=== Testo della pagina ===
Calabria
Novellame di sarda, nuovo maxi sequestro in Calabria: 150 chili di bianchetto devoluto in beneficenza
Sequestrati 150 kg di novellame di sarda e 7 di altre specie ittiche con sanzioni per 11.500 euro. Il pescato devoluto in beneficenza

CROTONE – Maxi sequestro di novellame di sarda da parte della Guardia Costiera di Crotone, che ha rafforzato nelle ultime settimane l’attività di controllo su tutto il territorio provinciale, intensificando le verifiche sia in mare sia lungo le principali arterie stradali del crotonese. L’obiettivo è quello di contrastare con decisione la pesca illegale del novellame di sardina e la successiva commercializzazione non autorizzata del prodotto ittico.
Sequestrati 150 chilogrammi di novellame di sarda
Nel corso delle operazioni di polizia marittima, i militari hanno portato a termine diversi interventi che hanno consentito di sequestrare complessivamente circa 150 chilogrammi di novellame di sarda (bianchetto), oltre a 7 chilogrammi di altre specie ittiche detenute in violazione delle normative vigenti. Parallelamente sono state comminate sanzioni amministrative per un totale di 11.500 euro nei confronti dei responsabili.
Il pescato è stato posto sotto sequestro in quanto la legge vieta espressamente la cattura, la detenzione e la vendita del novellame di sardina, pratica dannosa per l’equilibrio dell’ecosistema marino. Il rispetto di tale divieto rappresenta infatti uno strumento essenziale per la tutela degli stock ittici e per garantire la sostenibilità della pesca nel medio e lungo periodo.

=== Righe fornite ===
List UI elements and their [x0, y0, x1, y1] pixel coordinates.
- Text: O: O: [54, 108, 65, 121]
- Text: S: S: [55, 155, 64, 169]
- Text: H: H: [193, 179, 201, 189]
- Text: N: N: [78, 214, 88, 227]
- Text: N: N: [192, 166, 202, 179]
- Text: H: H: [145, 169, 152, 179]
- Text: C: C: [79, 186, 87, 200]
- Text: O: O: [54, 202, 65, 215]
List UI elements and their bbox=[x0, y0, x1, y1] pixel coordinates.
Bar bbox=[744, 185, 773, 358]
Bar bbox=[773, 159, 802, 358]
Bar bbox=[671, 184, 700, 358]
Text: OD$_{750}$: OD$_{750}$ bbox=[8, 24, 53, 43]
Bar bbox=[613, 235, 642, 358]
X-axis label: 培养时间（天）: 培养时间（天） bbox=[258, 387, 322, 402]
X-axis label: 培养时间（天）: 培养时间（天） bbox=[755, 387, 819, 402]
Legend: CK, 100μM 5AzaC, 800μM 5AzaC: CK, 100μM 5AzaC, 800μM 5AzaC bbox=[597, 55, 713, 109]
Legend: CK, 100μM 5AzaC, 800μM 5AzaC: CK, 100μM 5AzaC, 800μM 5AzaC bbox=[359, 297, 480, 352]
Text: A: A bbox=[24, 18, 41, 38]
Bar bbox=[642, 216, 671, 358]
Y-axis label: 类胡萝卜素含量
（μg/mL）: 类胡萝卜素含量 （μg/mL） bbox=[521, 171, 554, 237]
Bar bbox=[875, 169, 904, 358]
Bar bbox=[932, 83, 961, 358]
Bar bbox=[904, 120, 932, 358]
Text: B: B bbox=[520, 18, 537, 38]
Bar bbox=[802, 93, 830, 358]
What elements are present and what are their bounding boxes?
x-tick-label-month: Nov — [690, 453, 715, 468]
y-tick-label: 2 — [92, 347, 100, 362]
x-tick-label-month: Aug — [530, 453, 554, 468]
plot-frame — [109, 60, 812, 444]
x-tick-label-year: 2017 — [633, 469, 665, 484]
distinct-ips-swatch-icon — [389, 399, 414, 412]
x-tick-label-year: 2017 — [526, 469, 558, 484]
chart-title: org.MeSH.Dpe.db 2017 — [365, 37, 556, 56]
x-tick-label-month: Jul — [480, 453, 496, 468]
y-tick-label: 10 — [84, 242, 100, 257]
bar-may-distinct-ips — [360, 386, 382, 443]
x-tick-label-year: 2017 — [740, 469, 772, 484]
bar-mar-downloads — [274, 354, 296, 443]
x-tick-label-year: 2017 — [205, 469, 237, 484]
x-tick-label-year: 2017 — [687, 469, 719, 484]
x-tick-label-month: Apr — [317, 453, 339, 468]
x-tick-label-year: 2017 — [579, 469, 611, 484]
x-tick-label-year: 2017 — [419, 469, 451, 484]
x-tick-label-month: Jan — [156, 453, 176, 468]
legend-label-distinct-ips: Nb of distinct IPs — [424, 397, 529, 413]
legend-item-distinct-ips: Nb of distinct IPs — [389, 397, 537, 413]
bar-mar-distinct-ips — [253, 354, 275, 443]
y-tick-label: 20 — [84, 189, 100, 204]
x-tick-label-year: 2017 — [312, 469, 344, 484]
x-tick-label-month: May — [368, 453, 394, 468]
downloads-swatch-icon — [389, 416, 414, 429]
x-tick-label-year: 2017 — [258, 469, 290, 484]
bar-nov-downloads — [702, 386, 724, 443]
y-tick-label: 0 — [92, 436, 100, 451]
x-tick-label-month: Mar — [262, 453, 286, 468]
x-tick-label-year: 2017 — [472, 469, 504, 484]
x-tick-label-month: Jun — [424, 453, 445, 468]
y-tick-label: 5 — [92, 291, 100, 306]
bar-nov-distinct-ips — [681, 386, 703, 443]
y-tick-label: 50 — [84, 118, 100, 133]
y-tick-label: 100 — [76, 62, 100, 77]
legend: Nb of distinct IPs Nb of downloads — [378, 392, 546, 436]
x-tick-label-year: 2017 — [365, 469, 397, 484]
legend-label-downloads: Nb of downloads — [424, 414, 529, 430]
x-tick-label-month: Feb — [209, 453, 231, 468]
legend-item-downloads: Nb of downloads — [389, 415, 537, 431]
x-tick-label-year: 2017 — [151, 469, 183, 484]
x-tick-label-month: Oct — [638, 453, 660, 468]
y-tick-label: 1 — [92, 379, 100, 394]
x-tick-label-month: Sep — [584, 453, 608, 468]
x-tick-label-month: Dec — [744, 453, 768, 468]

=== Consegna ===
Riassumi in due frasi l'articolo sul sequestro di novellame di sarda nel crotonese. Le righe provengono da una fonte diversa dal testo della pagina.

=== Soluzione ===
La Guardia Costiera di Crotone ha intensificato i controlli in mare e lungo le principali arterie stradali del crotonese per contrastare la pesca illegale e la commercializzazione non autorizzata del novellame di sardina. Ha sequestrato circa 150 chilogrammi di bianchetto e 7 chilogrammi di altre specie ittiche, con sanzioni per 11.500 euro, perché la legge vieta la cattura, la detenzione e la vendita del novellame, pratica dannosa per l'ecosistema marino.